(Extracted records)
┌────────

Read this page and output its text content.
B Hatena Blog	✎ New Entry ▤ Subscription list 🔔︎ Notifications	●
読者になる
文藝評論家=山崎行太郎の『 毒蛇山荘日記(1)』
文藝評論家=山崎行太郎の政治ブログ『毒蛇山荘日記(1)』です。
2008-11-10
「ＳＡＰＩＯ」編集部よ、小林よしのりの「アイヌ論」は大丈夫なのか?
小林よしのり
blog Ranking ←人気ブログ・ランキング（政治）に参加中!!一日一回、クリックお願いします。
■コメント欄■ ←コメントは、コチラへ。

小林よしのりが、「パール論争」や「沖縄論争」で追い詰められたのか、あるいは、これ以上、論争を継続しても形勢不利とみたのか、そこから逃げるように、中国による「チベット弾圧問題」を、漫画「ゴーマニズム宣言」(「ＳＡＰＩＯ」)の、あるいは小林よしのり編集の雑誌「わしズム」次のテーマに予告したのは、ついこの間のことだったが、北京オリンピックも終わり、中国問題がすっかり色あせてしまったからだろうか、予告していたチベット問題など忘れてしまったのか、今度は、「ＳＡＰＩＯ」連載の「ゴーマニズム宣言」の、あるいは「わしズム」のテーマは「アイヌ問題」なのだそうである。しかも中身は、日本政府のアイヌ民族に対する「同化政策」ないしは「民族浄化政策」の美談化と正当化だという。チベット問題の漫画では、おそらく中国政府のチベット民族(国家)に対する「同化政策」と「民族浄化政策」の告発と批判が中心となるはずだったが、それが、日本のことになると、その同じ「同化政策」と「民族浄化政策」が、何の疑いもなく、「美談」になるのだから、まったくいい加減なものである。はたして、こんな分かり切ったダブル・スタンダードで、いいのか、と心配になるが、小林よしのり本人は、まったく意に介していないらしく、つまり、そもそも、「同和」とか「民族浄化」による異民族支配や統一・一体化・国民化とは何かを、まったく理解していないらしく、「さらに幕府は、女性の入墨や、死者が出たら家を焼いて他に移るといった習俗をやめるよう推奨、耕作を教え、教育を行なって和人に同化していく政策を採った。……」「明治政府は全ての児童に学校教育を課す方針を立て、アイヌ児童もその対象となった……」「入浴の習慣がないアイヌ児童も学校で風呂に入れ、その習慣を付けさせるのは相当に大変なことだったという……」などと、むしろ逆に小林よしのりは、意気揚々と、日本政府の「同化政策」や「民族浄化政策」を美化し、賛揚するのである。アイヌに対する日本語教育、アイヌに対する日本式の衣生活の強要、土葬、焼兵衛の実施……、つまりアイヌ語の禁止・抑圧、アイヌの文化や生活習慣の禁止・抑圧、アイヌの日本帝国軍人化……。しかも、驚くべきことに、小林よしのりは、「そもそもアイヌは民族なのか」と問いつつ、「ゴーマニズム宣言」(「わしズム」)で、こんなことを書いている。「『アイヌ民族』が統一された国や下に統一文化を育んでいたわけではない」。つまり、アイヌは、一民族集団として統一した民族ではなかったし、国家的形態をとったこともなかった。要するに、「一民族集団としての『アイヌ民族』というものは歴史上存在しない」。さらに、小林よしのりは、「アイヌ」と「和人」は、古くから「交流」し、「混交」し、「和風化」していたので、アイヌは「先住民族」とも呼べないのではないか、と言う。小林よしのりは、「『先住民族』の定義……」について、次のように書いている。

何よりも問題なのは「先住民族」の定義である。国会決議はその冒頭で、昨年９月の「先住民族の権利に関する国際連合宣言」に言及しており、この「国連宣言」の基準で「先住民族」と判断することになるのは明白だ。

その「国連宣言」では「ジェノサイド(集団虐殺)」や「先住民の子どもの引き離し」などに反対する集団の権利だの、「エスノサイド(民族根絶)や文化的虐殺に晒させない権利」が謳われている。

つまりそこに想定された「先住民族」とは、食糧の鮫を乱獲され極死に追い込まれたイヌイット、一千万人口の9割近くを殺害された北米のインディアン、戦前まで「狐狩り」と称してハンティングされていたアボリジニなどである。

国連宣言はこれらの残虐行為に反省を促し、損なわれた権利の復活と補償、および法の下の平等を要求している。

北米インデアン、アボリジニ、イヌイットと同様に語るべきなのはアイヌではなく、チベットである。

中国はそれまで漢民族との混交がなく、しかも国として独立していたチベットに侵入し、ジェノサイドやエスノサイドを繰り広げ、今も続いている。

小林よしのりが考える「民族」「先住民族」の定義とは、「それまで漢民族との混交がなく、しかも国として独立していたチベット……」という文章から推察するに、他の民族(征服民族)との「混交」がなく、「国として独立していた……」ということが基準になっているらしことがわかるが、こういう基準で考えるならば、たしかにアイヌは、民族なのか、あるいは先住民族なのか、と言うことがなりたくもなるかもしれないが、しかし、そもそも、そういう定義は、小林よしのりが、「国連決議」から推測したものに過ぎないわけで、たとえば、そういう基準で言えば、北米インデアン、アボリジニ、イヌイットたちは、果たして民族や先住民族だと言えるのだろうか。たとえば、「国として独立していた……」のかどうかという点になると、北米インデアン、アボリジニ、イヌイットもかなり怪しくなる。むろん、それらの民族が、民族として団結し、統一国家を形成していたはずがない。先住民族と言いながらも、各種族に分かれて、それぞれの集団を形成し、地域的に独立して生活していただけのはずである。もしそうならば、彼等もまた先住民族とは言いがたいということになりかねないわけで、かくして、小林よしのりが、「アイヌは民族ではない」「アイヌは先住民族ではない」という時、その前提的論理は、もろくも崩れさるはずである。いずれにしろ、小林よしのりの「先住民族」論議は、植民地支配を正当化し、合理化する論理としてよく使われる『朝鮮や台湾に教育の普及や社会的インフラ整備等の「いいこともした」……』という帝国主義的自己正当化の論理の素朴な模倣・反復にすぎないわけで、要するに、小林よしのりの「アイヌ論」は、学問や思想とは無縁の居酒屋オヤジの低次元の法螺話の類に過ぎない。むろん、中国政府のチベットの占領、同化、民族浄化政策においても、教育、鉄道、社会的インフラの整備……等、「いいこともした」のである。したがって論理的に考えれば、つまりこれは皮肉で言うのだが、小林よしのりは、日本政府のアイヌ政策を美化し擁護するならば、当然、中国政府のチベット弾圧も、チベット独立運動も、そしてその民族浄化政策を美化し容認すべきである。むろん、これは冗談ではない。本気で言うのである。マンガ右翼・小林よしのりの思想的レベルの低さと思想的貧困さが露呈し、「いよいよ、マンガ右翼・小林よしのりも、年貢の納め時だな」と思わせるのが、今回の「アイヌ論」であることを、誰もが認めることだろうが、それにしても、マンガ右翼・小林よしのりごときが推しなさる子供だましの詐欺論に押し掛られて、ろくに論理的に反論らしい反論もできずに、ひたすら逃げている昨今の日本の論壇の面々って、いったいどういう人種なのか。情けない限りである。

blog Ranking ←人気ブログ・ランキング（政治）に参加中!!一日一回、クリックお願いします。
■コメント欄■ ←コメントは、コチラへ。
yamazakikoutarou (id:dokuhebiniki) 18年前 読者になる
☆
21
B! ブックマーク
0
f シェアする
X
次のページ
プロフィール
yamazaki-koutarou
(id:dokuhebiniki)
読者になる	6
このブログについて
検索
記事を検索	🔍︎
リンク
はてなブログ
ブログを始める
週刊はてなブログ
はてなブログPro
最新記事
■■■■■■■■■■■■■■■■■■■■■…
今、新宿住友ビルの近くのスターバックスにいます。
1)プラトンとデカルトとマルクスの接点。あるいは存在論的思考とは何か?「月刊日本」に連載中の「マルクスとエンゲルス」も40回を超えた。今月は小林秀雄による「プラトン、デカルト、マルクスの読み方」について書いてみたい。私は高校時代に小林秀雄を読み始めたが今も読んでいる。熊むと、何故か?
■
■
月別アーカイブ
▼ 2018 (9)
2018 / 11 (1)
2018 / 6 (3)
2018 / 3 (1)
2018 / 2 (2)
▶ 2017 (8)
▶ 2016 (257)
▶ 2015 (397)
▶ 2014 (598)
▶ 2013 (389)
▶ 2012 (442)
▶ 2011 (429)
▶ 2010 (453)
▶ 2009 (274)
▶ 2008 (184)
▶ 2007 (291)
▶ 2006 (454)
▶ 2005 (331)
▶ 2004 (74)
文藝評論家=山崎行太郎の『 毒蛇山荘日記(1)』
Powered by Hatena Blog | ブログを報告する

└────────

EXERCISE OBJECTIVE
Wherever the word "dokuhebiniki" occurs in a line of the listing, copy that line.

ANSWER FOR THE TASK
yamazakikoutarou (id:dokuhebiniki) 18年前 読者になる
(id:dokuhebiniki)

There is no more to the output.